** start Input material **

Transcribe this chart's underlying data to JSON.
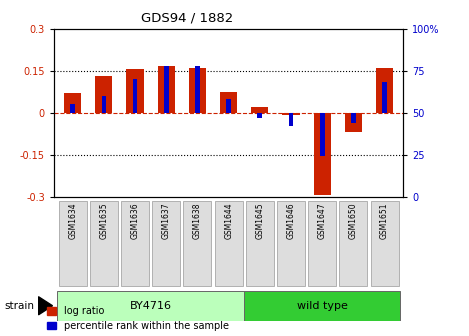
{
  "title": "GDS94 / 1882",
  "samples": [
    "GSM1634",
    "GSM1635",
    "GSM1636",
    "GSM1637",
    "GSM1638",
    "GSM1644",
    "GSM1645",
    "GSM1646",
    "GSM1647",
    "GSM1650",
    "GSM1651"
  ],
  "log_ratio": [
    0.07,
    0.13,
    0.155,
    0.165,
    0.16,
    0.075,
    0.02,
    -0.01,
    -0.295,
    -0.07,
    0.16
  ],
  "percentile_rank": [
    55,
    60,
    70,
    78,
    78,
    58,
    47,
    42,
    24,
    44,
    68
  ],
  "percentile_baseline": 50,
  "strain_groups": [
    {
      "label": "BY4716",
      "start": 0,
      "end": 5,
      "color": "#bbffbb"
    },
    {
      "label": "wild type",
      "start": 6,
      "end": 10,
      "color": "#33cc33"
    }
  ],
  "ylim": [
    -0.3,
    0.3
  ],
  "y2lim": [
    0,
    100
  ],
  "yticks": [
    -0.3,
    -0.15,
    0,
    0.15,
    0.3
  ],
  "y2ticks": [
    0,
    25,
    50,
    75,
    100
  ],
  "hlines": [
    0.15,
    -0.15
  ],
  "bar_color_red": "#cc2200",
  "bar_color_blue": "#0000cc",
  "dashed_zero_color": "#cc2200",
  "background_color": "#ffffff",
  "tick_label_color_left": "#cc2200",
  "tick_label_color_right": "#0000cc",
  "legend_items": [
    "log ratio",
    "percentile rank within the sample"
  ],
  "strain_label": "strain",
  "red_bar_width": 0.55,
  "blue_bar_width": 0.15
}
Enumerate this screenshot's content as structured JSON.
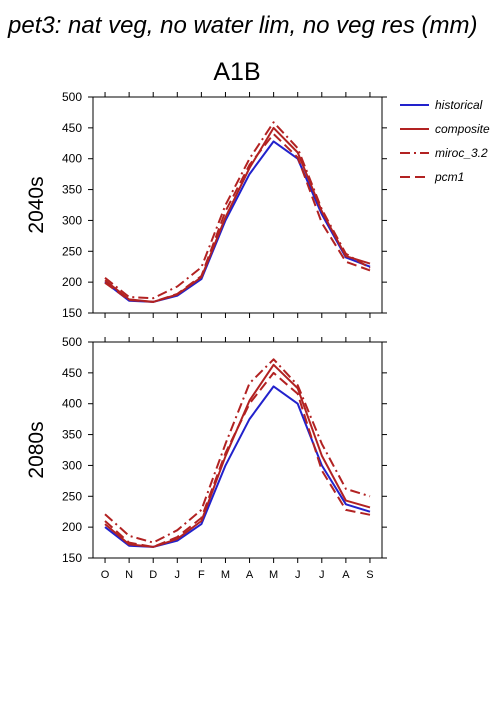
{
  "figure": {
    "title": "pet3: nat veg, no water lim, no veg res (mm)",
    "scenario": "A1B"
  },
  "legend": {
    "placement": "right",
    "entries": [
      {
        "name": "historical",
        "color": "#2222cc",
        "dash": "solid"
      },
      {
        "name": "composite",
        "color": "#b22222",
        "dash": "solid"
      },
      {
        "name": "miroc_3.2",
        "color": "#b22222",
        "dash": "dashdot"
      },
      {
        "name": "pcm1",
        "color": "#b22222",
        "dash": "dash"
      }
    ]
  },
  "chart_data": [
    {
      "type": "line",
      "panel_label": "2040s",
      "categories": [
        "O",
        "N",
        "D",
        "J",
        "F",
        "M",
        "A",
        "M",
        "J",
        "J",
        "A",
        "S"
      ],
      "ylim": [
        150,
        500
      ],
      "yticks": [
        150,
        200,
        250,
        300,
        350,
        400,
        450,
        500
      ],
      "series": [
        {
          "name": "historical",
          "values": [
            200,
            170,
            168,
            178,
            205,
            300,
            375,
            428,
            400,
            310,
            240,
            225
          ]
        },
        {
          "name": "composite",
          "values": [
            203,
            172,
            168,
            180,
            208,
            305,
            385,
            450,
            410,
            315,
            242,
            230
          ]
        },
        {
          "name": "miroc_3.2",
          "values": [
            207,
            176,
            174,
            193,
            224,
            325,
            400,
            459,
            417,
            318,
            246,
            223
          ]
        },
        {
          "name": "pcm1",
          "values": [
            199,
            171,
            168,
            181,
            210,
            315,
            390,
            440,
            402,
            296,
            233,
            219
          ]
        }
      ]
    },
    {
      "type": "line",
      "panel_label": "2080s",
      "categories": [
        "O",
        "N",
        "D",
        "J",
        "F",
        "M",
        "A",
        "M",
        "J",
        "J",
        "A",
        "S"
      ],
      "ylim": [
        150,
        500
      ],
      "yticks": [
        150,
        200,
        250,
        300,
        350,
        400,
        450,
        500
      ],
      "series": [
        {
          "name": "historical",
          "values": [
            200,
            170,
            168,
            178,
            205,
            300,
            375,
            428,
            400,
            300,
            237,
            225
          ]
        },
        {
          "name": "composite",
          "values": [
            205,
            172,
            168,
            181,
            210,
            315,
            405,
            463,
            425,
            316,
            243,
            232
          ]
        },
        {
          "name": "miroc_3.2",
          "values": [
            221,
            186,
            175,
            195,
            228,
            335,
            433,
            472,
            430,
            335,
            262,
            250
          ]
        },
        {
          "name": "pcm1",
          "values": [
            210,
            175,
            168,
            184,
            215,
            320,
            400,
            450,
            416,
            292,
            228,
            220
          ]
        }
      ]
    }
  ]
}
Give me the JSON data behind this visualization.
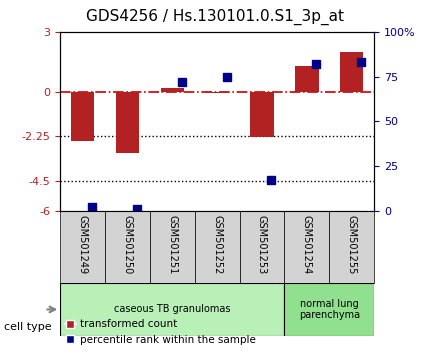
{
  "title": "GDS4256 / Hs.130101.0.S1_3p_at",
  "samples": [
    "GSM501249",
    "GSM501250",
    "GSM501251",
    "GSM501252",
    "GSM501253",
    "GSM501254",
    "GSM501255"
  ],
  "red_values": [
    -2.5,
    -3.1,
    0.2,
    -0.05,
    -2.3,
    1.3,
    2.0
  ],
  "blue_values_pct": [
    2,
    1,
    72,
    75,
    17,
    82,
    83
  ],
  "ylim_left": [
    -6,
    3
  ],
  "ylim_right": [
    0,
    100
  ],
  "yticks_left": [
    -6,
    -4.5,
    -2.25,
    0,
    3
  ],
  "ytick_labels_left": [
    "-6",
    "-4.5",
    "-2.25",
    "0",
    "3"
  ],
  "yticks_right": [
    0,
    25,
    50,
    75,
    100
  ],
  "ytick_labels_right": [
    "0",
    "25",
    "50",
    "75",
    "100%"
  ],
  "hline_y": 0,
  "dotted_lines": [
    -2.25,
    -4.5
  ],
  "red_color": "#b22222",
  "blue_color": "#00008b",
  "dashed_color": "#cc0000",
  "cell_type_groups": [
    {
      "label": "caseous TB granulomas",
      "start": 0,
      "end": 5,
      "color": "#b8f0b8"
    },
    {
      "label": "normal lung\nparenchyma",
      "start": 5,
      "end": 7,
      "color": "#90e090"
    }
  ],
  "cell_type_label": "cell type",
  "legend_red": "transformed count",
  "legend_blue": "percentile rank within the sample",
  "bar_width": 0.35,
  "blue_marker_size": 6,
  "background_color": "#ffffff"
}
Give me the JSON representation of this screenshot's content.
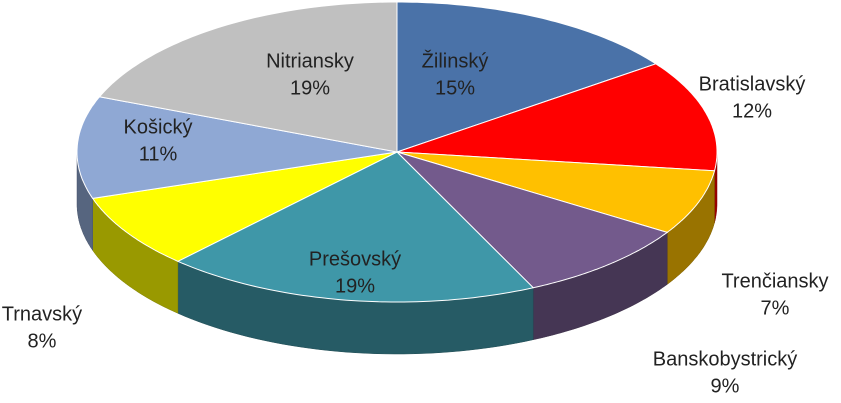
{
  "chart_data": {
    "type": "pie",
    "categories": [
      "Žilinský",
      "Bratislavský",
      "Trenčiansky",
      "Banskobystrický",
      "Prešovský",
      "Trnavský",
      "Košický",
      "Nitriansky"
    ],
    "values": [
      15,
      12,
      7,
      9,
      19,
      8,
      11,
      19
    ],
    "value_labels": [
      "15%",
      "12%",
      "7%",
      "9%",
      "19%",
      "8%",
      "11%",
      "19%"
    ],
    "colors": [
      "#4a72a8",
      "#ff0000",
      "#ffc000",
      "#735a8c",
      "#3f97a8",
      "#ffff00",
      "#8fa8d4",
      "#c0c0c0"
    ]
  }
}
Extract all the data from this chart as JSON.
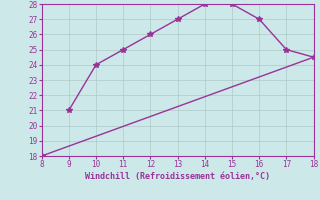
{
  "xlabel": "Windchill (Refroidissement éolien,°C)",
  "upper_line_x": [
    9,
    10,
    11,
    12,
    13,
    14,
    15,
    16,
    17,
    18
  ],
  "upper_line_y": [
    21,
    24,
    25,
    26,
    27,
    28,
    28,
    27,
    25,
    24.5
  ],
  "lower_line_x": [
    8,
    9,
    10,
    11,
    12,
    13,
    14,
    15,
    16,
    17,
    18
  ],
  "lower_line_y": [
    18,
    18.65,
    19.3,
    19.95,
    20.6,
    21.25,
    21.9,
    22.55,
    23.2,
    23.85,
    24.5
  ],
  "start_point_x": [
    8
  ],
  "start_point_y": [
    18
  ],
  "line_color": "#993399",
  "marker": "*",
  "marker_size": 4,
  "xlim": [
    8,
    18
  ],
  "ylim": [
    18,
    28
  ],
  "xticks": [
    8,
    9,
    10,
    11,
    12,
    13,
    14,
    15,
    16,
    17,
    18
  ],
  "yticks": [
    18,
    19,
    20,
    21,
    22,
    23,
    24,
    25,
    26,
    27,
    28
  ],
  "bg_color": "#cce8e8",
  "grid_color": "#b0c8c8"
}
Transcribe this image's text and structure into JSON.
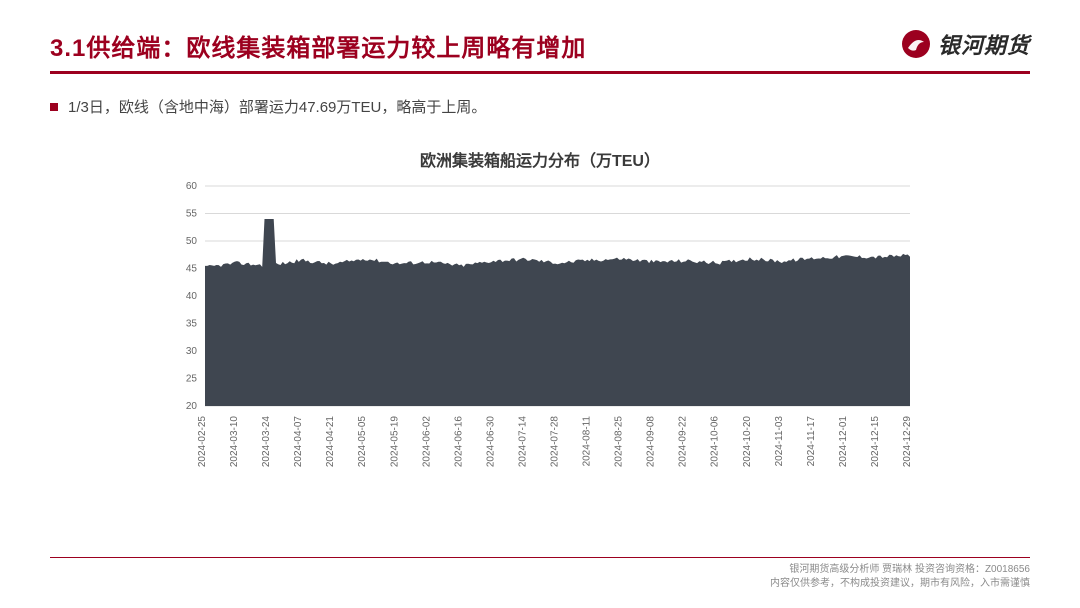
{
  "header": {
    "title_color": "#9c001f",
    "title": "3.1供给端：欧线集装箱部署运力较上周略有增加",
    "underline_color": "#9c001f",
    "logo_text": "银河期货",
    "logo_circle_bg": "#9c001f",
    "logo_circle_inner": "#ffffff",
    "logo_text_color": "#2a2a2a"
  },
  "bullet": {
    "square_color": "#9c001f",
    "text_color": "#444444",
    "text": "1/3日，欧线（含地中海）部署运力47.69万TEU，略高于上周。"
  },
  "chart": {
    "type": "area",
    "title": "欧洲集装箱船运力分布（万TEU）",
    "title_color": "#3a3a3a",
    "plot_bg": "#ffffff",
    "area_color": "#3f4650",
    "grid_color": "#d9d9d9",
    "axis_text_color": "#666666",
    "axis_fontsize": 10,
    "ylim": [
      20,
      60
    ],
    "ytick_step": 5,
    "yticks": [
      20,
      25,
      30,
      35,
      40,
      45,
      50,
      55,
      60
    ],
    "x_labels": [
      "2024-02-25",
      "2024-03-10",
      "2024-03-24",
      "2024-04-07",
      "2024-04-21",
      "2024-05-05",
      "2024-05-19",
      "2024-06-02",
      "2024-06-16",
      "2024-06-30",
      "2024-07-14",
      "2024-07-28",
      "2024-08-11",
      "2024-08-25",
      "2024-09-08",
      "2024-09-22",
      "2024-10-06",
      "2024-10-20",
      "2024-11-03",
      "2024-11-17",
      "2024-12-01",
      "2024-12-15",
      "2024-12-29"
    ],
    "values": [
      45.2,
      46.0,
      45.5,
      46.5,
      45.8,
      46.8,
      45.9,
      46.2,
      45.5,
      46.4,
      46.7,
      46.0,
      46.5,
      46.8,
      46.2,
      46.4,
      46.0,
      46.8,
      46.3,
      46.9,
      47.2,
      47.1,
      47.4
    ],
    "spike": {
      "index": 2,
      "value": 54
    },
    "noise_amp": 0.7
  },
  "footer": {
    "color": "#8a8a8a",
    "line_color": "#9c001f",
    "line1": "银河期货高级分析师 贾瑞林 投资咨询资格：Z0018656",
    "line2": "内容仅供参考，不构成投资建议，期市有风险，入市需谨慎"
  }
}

** end Input material **

• Task description
Look through the records and gather every line containing "ffffff".

• Result of this task
  "background_color": "#ffffff",
  "background_color": "#ffffff"
    "logo_circle_inner": "#ffffff",
    "plot_bg": "#ffffff",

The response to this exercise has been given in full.